Directive: Give back the entire listing verbatim.

The input:
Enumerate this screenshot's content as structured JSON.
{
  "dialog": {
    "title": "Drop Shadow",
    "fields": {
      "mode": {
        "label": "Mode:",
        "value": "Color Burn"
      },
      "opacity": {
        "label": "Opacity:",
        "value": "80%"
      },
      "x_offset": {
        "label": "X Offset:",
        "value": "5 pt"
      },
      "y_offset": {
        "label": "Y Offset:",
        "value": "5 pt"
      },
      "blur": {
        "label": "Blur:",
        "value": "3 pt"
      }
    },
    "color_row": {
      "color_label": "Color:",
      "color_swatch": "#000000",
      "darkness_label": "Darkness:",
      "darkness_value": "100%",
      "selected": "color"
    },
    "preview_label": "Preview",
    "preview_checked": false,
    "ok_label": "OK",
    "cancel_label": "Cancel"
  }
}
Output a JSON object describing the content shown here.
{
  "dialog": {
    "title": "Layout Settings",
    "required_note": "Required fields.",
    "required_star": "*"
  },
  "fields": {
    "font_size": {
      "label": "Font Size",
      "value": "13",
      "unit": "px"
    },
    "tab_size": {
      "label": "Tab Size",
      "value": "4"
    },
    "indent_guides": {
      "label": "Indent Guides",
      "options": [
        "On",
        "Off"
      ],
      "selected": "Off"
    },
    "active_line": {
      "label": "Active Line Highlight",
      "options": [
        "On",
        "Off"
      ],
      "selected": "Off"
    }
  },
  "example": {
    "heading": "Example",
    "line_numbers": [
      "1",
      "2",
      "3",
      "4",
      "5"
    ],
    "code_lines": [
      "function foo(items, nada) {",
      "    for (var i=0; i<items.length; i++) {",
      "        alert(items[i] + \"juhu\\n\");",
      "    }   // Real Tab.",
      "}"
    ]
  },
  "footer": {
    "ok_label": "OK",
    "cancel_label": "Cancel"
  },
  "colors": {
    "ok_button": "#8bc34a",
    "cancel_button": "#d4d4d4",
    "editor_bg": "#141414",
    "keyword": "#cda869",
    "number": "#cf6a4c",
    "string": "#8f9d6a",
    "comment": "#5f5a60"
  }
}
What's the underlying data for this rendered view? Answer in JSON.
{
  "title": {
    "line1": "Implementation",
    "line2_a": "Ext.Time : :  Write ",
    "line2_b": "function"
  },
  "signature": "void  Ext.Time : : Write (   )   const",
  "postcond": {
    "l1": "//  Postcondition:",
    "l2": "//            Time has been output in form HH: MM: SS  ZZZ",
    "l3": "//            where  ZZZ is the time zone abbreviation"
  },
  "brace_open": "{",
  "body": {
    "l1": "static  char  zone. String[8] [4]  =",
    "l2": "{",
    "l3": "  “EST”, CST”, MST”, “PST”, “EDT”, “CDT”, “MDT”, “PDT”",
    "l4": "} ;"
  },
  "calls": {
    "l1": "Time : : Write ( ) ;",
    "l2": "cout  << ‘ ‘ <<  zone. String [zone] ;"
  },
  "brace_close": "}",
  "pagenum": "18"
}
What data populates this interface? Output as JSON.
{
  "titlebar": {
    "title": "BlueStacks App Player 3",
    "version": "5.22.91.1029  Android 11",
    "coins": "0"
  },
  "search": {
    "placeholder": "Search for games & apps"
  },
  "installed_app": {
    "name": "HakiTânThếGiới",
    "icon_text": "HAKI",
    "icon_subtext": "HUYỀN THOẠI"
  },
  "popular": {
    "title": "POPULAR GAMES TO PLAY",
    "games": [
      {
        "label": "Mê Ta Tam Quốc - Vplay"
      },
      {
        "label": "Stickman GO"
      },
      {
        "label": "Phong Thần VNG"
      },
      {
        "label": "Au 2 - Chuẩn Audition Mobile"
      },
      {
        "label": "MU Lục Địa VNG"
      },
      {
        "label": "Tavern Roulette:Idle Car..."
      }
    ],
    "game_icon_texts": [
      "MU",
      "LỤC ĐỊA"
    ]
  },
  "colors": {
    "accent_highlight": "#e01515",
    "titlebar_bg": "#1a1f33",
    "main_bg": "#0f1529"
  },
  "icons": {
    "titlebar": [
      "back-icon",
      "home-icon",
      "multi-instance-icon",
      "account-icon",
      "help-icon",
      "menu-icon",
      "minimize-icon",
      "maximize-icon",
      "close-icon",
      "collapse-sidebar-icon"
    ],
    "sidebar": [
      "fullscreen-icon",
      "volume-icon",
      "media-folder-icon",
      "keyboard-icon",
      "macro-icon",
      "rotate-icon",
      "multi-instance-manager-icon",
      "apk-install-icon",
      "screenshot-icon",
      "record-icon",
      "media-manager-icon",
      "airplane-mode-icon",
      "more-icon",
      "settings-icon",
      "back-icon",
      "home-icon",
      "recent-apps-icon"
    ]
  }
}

Correct response:
Enumerate this screenshot's content as structured JSON.
{
  "dialog": {
    "title": "Drop Shadow",
    "fields": {
      "mode": {
        "label": "Mode:",
        "value": "Color Burn"
      },
      "opacity": {
        "label": "Opacity:",
        "value": "80%"
      },
      "x_offset": {
        "label": "X Offset:",
        "value": "5 pt"
      },
      "y_offset": {
        "label": "Y Offset:",
        "value": "5 pt"
      },
      "blur": {
        "label": "Blur:",
        "value": "3 pt"
      }
    },
    "color_row": {
      "color_label": "Color:",
      "color_swatch": "#000000",
      "darkness_label": "Darkness:",
      "darkness_value": "100%",
      "selected": "color"
    },
    "preview_label": "Preview",
    "preview_checked": false,
    "ok_label": "OK",
    "cancel_label": "Cancel"
  }
}
Output a JSON object describing the content shown here.
{
  "dialog": {
    "title": "Layout Settings",
    "required_note": "Required fields.",
    "required_star": "*"
  },
  "fields": {
    "font_size": {
      "label": "Font Size",
      "value": "13",
      "unit": "px"
    },
    "tab_size": {
      "label": "Tab Size",
      "value": "4"
    },
    "indent_guides": {
      "label": "Indent Guides",
      "options": [
        "On",
        "Off"
      ],
      "selected": "Off"
    },
    "active_line": {
      "label": "Active Line Highlight",
      "options": [
        "On",
        "Off"
      ],
      "selected": "Off"
    }
  },
  "example": {
    "heading": "Example",
    "line_numbers": [
      "1",
      "2",
      "3",
      "4",
      "5"
    ],
    "code_lines": [
      "function foo(items, nada) {",
      "    for (var i=0; i<items.length; i++) {",
      "        alert(items[i] + \"juhu\\n\");",
      "    }   // Real Tab.",
      "}"
    ]
  },
  "footer": {
    "ok_label": "OK",
    "cancel_label": "Cancel"
  },
  "colors": {
    "ok_button": "#8bc34a",
    "cancel_button": "#d4d4d4",
    "editor_bg": "#141414",
    "keyword": "#cda869",
    "number": "#cf6a4c",
    "string": "#8f9d6a",
    "comment": "#5f5a60"
  }
}
What's the underlying data for this rendered view? Answer in JSON.
{
  "title": {
    "line1": "Implementation",
    "line2_a": "Ext.Time : :  Write ",
    "line2_b": "function"
  },
  "signature": "void  Ext.Time : : Write (   )   const",
  "postcond": {
    "l1": "//  Postcondition:",
    "l2": "//            Time has been output in form HH: MM: SS  ZZZ",
    "l3": "//            where  ZZZ is the time zone abbreviation"
  },
  "brace_open": "{",
  "body": {
    "l1": "static  char  zone. String[8] [4]  =",
    "l2": "{",
    "l3": "  “EST”, CST”, MST”, “PST”, “EDT”, “CDT”, “MDT”, “PDT”",
    "l4": "} ;"
  },
  "calls": {
    "l1": "Time : : Write ( ) ;",
    "l2": "cout  << ‘ ‘ <<  zone. String [zone] ;"
  },
  "brace_close": "}",
  "pagenum": "18"
}
What data populates this interface? Output as JSON.
{
  "titlebar": {
    "title": "BlueStacks App Player 3",
    "version": "5.22.91.1029  Android 11",
    "coins": "0"
  },
  "search": {
    "placeholder": "Search for games & apps"
  },
  "installed_app": {
    "name": "HakiTânThếGiới",
    "icon_text": "HAKI",
    "icon_subtext": "HUYỀN THOẠI"
  },
  "popular": {
    "title": "POPULAR GAMES TO PLAY",
    "games": [
      {
        "label": "Mê Ta Tam Quốc - Vplay"
      },
      {
        "label": "Stickman GO"
      },
      {
        "label": "Phong Thần VNG"
      },
      {
        "label": "Au 2 - Chuẩn Audition Mobile"
      },
      {
        "label": "MU Lục Địa VNG"
      },
      {
        "label": "Tavern Roulette:Idle Car..."
      }
    ],
    "game_icon_texts": [
      "MU",
      "LỤC ĐỊA"
    ]
  },
  "colors": {
    "accent_highlight": "#e01515",
    "titlebar_bg": "#1a1f33",
    "main_bg": "#0f1529"
  },
  "icons": {
    "titlebar": [
      "back-icon",
      "home-icon",
      "multi-instance-icon",
      "account-icon",
      "help-icon",
      "menu-icon",
      "minimize-icon",
      "maximize-icon",
      "close-icon",
      "collapse-sidebar-icon"
    ],
    "sidebar": [
      "fullscreen-icon",
      "volume-icon",
      "media-folder-icon",
      "keyboard-icon",
      "macro-icon",
      "rotate-icon",
      "multi-instance-manager-icon",
      "apk-install-icon",
      "screenshot-icon",
      "record-icon",
      "media-manager-icon",
      "airplane-mode-icon",
      "more-icon",
      "settings-icon",
      "back-icon",
      "home-icon",
      "recent-apps-icon"
    ]
  }
}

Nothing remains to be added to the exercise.